>> start

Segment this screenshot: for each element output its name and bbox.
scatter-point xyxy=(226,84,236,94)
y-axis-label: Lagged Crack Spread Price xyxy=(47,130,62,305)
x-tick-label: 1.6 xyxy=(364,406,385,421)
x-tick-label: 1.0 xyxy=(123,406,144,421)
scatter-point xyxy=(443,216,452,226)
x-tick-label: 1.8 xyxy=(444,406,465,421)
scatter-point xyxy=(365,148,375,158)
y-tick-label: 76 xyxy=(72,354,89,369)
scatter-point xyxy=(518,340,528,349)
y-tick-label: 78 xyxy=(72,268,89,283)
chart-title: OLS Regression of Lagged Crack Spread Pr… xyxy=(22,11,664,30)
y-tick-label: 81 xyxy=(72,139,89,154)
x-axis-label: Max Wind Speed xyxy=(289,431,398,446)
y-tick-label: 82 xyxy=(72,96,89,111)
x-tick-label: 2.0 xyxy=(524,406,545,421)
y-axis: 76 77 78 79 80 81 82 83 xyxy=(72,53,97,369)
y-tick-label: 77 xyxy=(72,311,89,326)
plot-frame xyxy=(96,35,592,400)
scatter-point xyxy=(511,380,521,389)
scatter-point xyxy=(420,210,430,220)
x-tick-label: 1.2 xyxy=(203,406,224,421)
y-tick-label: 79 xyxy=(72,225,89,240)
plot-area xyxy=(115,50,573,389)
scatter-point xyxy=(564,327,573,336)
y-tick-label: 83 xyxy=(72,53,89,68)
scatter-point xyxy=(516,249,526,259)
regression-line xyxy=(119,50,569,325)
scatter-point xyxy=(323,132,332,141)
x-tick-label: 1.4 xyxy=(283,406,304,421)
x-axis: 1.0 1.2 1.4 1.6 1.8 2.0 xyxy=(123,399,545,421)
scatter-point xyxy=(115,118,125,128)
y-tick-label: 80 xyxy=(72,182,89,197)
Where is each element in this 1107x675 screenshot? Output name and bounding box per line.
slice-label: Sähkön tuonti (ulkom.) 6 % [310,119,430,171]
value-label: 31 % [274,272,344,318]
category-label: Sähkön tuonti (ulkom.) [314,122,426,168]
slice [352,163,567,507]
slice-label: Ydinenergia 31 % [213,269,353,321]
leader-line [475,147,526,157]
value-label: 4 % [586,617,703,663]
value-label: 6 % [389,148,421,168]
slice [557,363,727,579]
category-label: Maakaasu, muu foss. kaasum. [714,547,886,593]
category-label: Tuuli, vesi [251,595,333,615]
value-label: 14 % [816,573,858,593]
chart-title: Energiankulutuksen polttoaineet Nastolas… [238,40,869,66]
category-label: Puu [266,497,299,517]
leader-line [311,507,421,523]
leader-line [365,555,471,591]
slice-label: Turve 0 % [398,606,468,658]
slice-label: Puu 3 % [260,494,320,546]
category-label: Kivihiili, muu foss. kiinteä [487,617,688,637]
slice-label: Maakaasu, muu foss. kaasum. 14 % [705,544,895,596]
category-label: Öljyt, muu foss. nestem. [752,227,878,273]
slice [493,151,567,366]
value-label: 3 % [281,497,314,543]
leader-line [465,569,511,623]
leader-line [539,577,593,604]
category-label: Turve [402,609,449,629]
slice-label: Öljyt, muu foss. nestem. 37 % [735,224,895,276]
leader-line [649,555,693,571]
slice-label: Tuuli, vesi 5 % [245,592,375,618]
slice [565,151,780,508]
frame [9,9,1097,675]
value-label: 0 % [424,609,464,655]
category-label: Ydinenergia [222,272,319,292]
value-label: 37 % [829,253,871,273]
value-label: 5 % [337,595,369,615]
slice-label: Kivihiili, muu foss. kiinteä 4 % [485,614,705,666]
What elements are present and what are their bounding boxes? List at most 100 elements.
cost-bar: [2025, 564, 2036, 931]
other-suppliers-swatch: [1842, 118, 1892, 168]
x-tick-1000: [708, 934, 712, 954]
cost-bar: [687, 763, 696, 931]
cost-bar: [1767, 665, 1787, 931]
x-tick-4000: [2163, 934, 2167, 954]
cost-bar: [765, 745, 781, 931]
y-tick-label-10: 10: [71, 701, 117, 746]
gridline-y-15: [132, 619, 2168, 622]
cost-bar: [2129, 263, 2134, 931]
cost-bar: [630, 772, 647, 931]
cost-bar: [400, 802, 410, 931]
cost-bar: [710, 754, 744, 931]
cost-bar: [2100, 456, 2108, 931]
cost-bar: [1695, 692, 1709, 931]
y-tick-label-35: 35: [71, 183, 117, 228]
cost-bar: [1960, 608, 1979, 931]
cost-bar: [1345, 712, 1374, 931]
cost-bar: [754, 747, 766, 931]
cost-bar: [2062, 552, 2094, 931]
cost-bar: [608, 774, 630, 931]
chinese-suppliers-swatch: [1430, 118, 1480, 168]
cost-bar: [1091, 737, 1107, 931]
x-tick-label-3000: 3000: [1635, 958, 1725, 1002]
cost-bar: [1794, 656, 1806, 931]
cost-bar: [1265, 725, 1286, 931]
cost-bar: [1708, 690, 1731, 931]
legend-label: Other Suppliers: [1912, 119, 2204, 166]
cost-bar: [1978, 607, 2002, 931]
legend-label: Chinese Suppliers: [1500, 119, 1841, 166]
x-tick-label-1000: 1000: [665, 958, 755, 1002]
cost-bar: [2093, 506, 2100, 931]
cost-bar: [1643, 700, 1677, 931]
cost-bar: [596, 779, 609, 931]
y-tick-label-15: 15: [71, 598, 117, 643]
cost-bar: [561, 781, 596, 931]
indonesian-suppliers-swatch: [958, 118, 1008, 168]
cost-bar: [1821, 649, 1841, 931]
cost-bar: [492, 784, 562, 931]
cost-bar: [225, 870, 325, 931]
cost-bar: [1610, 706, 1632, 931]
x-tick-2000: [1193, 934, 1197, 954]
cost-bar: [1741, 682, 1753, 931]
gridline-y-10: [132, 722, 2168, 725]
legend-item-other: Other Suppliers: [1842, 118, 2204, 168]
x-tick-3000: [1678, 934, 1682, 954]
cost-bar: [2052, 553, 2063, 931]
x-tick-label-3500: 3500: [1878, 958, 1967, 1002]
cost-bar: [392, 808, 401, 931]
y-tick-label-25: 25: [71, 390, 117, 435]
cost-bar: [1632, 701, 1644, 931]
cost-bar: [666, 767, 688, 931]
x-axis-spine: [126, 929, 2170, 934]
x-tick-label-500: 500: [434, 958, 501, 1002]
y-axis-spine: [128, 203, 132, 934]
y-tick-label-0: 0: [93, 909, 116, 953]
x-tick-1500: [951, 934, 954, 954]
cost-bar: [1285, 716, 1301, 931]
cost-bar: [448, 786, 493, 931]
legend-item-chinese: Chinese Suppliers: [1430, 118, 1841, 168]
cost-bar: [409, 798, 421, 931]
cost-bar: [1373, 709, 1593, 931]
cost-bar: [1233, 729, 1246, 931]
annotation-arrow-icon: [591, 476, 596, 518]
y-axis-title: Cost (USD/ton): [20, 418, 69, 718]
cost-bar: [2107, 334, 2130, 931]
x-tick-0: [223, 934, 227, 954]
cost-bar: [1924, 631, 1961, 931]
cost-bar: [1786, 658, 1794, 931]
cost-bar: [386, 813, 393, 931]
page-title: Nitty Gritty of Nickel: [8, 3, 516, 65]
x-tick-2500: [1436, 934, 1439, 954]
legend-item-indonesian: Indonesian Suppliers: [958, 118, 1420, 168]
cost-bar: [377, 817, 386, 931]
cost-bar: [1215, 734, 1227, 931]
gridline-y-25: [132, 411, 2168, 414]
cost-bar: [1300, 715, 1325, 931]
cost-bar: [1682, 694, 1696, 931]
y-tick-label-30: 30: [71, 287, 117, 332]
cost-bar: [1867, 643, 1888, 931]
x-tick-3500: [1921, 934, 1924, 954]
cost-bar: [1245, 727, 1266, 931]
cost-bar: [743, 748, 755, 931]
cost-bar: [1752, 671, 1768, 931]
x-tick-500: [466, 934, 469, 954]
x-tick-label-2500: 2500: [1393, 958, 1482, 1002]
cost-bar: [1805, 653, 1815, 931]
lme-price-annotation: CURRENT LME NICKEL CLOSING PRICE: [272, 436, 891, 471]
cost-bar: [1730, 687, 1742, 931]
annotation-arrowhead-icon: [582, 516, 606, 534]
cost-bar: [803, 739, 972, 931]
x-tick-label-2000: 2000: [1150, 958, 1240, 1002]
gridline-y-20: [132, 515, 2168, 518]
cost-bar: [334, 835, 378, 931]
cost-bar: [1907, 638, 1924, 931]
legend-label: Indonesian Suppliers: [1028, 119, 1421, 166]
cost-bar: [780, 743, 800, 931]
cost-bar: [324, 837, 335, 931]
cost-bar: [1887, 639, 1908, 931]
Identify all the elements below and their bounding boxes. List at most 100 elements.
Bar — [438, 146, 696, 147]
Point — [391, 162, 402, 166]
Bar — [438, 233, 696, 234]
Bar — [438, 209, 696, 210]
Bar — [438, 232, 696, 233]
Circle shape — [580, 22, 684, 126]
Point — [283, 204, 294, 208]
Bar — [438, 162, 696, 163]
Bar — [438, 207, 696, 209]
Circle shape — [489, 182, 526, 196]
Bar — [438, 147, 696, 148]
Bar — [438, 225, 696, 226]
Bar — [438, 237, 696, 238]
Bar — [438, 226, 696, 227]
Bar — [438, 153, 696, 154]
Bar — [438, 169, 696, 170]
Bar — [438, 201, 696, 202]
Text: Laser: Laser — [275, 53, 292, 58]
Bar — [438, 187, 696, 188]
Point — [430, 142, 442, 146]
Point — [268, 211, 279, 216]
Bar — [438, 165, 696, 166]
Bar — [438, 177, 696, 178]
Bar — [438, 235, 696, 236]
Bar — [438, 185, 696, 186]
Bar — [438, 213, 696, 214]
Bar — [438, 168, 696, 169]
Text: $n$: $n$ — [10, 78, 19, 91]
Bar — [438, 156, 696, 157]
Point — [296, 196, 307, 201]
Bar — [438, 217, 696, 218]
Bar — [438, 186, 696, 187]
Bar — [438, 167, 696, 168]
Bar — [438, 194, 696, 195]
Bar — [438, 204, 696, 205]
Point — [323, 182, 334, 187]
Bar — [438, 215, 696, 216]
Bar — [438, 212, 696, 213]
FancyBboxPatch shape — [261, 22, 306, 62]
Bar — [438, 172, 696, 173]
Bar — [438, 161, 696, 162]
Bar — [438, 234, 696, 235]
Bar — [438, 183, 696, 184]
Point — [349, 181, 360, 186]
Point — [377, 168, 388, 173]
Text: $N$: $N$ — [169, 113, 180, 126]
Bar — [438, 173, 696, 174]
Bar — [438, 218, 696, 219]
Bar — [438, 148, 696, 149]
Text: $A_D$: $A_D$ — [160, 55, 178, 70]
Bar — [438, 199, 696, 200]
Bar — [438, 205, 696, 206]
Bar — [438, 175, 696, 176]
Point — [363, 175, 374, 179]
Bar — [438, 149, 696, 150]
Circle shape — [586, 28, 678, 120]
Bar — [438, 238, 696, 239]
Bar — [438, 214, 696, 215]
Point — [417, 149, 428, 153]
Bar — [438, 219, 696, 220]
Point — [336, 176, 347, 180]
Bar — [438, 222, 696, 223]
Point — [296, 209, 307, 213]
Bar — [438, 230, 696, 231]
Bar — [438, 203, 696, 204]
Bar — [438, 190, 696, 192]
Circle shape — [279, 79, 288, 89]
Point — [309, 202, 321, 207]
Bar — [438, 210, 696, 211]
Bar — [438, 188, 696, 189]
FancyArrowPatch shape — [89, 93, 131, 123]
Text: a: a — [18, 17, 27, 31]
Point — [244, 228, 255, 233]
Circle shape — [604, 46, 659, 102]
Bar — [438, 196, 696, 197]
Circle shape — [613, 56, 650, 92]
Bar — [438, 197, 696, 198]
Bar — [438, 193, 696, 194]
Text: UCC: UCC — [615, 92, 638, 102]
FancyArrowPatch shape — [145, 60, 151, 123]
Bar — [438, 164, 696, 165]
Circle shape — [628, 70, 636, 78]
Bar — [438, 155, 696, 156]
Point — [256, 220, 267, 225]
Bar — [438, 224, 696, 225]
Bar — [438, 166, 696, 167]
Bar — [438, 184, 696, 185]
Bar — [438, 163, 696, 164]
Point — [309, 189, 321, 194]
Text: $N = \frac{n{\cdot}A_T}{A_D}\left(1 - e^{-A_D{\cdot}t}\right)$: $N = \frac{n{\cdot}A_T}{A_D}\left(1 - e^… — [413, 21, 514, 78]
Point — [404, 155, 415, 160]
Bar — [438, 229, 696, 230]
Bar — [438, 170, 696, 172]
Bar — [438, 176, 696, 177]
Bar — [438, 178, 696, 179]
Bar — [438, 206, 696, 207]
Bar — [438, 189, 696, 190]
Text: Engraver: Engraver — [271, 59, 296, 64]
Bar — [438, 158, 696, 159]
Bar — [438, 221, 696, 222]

>> end

List every line in the entries that contains the word "Turve", matching capital and lowercase letters exactly.

slice-label: Turve 0 % [398,606,468,658]
category-label: Turve [402,609,449,629]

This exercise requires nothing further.